Aim of the task:
Go through the records and extract every line with the word "智能控制技术".

Items from a data source:
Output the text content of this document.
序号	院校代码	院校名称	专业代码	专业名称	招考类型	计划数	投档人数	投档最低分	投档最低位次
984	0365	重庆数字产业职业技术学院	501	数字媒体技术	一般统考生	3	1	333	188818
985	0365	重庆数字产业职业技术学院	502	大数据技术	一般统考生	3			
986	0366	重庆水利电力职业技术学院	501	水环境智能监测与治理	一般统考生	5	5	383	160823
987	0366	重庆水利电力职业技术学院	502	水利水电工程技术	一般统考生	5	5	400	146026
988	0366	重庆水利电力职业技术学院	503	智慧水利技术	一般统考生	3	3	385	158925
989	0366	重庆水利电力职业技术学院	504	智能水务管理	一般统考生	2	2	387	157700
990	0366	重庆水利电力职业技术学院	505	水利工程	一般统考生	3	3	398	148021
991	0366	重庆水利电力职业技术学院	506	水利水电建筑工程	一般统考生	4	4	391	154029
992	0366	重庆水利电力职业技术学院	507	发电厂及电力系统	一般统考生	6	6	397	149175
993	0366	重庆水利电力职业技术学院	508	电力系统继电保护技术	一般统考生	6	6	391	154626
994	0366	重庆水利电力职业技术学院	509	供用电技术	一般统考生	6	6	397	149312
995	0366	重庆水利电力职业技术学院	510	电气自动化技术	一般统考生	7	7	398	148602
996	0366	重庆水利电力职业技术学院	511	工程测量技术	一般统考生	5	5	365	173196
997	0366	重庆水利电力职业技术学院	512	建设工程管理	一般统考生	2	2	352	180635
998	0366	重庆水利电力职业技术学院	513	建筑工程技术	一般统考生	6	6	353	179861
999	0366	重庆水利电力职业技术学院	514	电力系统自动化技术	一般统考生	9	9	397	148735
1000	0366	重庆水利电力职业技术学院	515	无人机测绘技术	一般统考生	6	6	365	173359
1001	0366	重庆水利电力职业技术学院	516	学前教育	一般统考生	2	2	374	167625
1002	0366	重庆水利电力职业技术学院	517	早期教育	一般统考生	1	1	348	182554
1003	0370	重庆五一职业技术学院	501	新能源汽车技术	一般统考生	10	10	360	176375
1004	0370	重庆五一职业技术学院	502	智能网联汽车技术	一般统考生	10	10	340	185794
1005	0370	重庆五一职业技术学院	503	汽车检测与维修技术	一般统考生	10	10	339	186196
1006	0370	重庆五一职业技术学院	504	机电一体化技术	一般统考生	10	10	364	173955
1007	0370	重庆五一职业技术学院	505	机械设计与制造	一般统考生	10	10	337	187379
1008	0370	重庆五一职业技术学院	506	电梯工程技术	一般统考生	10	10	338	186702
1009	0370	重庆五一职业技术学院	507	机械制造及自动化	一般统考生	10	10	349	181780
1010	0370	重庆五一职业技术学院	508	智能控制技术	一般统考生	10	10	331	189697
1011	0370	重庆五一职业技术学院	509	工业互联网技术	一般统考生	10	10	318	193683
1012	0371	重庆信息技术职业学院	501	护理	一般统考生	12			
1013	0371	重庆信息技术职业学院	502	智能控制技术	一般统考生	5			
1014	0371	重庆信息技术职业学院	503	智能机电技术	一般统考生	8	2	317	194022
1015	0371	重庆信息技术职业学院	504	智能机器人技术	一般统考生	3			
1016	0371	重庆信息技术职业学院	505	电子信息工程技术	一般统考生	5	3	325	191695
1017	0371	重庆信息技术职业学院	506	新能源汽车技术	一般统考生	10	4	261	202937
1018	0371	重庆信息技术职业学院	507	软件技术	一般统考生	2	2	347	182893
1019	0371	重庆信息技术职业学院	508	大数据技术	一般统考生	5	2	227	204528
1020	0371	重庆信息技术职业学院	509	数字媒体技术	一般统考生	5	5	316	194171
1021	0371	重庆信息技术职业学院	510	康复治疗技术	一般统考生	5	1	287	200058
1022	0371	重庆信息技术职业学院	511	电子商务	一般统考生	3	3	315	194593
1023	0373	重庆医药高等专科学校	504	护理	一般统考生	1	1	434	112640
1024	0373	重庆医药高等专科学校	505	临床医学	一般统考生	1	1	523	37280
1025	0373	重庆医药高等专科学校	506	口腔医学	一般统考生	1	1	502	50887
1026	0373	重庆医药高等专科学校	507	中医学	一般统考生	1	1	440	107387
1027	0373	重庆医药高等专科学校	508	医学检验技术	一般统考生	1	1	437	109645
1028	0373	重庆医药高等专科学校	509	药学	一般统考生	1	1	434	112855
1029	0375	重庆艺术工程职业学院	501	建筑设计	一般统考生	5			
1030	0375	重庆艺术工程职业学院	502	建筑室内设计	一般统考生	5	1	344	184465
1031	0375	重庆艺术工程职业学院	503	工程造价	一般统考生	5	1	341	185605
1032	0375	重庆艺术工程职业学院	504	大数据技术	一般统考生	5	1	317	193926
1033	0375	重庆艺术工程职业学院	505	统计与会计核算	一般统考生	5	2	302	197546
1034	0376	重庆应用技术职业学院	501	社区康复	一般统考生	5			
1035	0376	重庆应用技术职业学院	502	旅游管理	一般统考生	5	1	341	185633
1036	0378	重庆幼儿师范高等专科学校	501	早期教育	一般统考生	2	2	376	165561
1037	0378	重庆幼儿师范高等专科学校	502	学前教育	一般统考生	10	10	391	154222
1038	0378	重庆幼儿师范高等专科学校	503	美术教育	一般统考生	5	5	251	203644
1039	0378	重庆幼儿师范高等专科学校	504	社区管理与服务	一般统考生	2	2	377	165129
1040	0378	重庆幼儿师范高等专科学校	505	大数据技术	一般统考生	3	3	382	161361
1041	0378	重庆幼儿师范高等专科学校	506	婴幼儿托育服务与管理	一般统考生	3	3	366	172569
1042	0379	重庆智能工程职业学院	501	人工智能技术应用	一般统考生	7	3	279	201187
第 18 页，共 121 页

Task solution:
1010	0370	重庆五一职业技术学院	508	智能控制技术	一般统考生	10	10	331	189697
1013	0371	重庆信息技术职业学院	502	智能控制技术	一般统考生	5			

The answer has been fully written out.